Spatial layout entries
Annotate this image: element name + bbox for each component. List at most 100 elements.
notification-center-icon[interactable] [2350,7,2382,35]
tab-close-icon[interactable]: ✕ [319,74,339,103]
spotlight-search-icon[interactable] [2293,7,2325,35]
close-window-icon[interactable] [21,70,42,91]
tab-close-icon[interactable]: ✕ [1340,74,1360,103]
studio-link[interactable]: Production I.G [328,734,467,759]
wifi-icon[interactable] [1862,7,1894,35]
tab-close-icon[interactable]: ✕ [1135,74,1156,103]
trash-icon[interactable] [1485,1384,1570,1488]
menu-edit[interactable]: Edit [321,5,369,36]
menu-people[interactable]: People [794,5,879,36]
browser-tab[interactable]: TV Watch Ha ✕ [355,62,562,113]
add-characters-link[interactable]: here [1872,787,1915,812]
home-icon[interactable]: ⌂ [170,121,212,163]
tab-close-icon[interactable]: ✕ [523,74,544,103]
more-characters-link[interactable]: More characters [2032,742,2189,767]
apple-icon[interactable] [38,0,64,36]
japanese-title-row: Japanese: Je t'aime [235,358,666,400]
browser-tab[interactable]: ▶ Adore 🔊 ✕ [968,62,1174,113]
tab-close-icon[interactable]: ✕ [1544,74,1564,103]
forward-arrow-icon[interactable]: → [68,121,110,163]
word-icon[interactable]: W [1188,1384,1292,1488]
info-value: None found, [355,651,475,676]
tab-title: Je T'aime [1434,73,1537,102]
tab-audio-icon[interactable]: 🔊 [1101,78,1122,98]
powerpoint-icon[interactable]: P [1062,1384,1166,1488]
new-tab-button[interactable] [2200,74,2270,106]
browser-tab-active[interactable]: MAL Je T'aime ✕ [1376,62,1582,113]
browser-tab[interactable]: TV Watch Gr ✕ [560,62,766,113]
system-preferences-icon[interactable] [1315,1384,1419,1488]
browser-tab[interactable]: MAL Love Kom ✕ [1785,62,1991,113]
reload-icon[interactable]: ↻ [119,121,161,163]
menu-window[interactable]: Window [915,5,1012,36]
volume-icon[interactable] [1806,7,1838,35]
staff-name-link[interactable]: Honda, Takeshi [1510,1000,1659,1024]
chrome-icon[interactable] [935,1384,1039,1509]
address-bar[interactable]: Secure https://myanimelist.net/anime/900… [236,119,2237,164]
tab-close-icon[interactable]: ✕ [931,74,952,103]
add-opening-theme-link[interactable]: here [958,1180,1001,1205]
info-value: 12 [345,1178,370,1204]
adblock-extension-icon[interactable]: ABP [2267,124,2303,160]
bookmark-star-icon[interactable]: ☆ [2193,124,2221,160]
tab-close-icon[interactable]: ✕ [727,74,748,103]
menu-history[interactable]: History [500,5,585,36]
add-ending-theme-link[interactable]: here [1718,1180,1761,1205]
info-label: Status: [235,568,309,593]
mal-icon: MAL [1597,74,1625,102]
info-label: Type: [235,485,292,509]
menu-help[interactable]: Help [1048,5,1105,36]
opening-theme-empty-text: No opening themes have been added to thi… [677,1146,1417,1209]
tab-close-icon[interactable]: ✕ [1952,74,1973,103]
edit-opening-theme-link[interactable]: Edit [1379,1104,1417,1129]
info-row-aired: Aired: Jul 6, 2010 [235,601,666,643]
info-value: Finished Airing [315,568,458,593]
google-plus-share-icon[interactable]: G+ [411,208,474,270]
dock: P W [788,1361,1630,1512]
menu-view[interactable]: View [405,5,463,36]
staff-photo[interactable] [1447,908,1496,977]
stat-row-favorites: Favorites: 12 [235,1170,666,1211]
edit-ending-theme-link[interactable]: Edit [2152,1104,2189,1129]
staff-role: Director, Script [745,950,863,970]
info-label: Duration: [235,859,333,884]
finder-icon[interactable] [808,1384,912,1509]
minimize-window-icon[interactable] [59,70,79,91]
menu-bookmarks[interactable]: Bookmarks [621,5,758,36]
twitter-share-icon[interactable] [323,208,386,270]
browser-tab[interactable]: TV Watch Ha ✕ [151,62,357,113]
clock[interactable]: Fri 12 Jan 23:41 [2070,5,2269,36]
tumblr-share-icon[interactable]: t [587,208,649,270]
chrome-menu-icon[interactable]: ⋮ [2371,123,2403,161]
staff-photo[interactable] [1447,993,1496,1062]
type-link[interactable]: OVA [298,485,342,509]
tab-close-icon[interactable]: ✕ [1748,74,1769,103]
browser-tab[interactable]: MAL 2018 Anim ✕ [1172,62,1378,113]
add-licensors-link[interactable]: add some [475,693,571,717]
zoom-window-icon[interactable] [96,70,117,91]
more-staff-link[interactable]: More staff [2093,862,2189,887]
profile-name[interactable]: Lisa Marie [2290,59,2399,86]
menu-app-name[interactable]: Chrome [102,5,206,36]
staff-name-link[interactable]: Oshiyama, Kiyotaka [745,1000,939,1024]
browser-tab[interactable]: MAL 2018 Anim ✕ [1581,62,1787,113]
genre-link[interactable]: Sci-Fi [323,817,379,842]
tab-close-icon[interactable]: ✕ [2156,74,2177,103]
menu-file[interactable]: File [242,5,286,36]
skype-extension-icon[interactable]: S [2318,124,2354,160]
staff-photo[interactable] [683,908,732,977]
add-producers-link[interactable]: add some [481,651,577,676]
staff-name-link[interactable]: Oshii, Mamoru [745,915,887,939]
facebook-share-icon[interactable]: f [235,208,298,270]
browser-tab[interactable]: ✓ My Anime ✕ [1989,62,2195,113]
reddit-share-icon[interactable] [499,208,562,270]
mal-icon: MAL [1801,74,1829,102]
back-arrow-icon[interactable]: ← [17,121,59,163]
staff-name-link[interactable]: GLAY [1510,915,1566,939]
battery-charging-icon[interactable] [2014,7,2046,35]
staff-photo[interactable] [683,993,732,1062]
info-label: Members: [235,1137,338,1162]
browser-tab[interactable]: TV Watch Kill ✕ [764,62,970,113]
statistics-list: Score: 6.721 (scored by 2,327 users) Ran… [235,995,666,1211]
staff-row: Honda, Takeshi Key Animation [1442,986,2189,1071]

Required work:
Arrange the entries above, from the first one through the line containing "word-icon[interactable]: W [1188,1384,1292,1488]", as a JSON list of strings with one string per line, leaving out blank lines.

Solution for this exercise:
[
  "Annotate this image: element name + bbox for each component. List at most 100 elements.",
  "notification-center-icon[interactable] [2350,7,2382,35]",
  "tab-close-icon[interactable]: ✕ [319,74,339,103]",
  "spotlight-search-icon[interactable] [2293,7,2325,35]",
  "close-window-icon[interactable] [21,70,42,91]",
  "tab-close-icon[interactable]: ✕ [1340,74,1360,103]",
  "studio-link[interactable]: Production I.G [328,734,467,759]",
  "wifi-icon[interactable] [1862,7,1894,35]",
  "tab-close-icon[interactable]: ✕ [1135,74,1156,103]",
  "trash-icon[interactable] [1485,1384,1570,1488]",
  "menu-edit[interactable]: Edit [321,5,369,36]",
  "menu-people[interactable]: People [794,5,879,36]",
  "browser-tab[interactable]: TV Watch Ha ✕ [355,62,562,113]",
  "add-characters-link[interactable]: here [1872,787,1915,812]",
  "home-icon[interactable]: ⌂ [170,121,212,163]",
  "tab-close-icon[interactable]: ✕ [523,74,544,103]",
  "more-characters-link[interactable]: More characters [2032,742,2189,767]",
  "apple-icon[interactable] [38,0,64,36]",
  "japanese-title-row: Japanese: Je t'aime [235,358,666,400]",
  "browser-tab[interactable]: ▶ Adore 🔊 ✕ [968,62,1174,113]",
  "tab-close-icon[interactable]: ✕ [1544,74,1564,103]",
  "forward-arrow-icon[interactable]: → [68,121,110,163]",
  "word-icon[interactable]: W [1188,1384,1292,1488]"
]